<<<<

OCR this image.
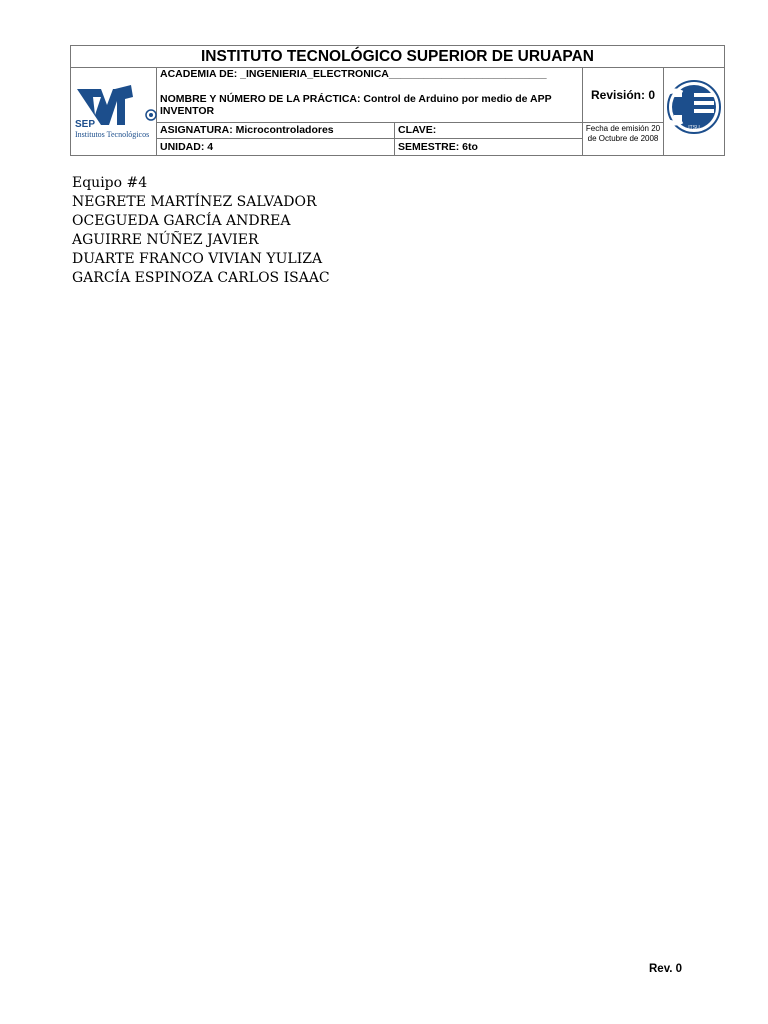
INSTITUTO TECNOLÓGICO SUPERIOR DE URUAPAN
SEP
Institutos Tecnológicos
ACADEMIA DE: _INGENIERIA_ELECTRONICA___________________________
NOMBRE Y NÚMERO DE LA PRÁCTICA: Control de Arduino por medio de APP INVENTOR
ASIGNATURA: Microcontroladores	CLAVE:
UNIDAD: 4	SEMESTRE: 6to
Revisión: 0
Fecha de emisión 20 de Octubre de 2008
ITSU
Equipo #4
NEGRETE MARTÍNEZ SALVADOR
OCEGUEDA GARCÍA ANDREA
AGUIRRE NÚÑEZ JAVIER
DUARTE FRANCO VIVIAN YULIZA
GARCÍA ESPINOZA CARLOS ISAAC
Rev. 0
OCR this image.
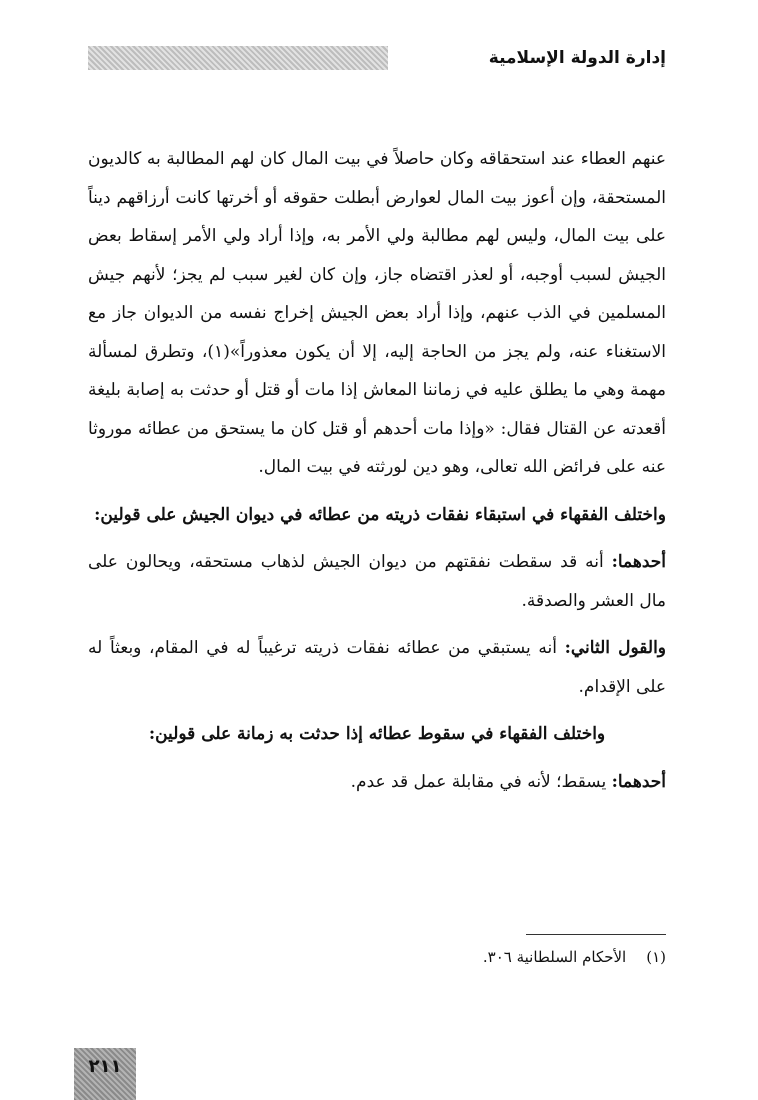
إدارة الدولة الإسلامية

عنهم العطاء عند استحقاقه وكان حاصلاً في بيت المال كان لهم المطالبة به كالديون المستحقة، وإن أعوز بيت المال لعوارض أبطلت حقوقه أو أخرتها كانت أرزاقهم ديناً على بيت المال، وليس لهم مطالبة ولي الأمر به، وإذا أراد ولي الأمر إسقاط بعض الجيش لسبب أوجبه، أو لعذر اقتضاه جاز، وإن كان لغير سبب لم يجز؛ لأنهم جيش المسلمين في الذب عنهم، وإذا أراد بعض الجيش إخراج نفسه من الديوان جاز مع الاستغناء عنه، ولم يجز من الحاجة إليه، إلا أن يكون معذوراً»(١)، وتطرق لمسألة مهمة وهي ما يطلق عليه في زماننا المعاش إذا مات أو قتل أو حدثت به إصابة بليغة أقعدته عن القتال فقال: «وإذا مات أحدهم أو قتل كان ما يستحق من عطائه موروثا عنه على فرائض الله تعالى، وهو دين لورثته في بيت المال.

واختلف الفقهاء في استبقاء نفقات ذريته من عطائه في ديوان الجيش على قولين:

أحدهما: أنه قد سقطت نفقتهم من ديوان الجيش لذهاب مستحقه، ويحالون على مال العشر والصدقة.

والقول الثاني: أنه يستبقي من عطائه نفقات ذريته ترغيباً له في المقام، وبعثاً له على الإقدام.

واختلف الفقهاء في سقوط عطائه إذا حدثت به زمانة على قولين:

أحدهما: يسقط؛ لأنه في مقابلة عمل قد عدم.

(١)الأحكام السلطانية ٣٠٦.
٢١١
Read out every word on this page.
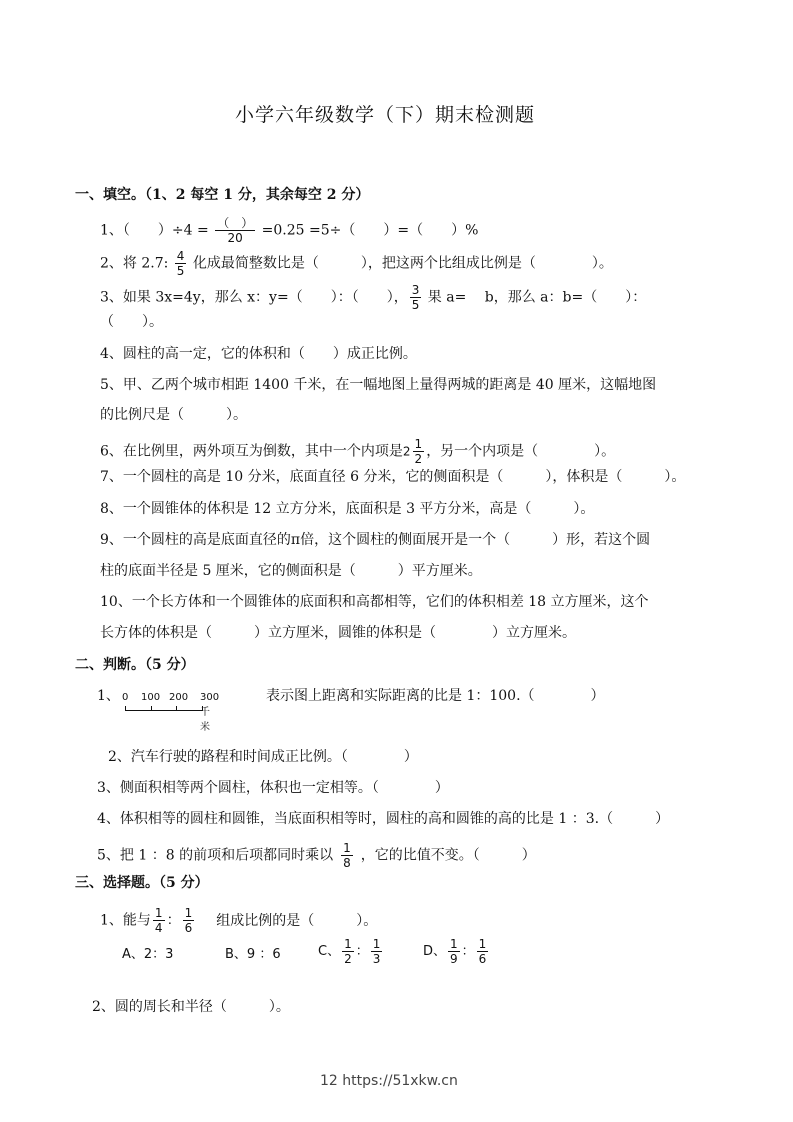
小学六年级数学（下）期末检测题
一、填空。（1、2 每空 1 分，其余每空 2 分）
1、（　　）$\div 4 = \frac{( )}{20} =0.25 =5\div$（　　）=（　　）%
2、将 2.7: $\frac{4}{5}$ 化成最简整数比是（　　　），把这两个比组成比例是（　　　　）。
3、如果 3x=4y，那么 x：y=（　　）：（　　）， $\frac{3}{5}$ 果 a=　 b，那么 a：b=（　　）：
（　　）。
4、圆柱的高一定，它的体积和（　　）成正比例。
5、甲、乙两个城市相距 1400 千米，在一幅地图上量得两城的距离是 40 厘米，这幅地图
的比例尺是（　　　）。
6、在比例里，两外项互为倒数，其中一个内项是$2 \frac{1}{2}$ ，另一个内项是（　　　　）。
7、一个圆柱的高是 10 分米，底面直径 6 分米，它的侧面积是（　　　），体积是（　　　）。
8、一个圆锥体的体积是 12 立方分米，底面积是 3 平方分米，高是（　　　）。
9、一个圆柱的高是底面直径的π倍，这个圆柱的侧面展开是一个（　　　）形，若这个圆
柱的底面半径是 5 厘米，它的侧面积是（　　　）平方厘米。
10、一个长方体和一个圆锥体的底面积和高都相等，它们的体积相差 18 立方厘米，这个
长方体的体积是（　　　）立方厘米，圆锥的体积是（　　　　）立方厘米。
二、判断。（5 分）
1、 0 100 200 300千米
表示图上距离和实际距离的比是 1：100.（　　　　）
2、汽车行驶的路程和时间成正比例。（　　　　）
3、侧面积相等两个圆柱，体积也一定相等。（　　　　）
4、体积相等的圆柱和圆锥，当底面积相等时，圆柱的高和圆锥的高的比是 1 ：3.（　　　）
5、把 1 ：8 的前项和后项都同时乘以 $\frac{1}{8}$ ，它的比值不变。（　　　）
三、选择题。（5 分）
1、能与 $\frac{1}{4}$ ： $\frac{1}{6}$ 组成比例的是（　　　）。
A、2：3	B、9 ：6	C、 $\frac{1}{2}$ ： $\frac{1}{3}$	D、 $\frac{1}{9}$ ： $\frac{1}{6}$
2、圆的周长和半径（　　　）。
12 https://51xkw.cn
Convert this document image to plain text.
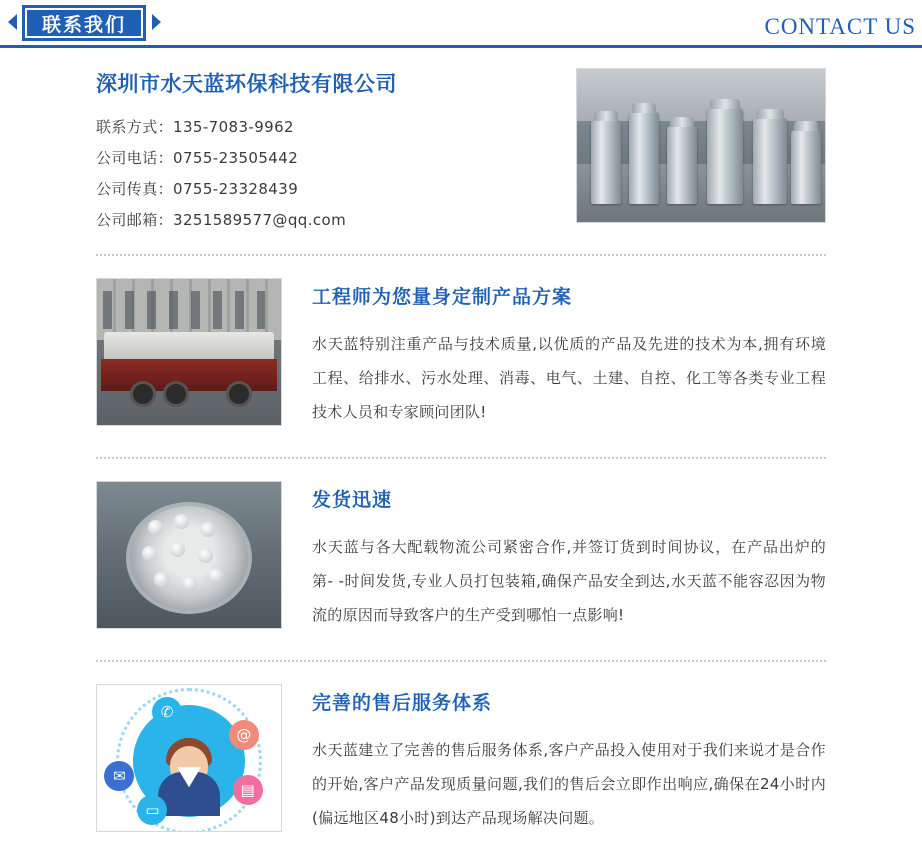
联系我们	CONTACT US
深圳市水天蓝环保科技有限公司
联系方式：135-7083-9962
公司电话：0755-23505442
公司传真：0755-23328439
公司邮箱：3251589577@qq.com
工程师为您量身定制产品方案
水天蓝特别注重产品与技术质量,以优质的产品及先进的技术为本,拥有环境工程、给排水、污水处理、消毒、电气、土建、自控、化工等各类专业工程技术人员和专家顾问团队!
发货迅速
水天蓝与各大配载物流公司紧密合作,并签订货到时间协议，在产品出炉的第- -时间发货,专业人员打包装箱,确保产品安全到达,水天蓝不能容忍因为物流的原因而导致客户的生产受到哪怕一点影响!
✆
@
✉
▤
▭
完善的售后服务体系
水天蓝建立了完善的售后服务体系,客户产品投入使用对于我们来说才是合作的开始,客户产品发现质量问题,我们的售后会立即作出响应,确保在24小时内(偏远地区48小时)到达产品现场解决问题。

>>>>

» What is asked
Make a copy of each line that contains the string "立方厘米".

» Output below
10、一个长方体和一个圆锥体的底面积和高都相等，它们的体积相差 18 立方厘米，这个
长方体的体积是（　　　）立方厘米，圆锥的体积是（　　　　）立方厘米。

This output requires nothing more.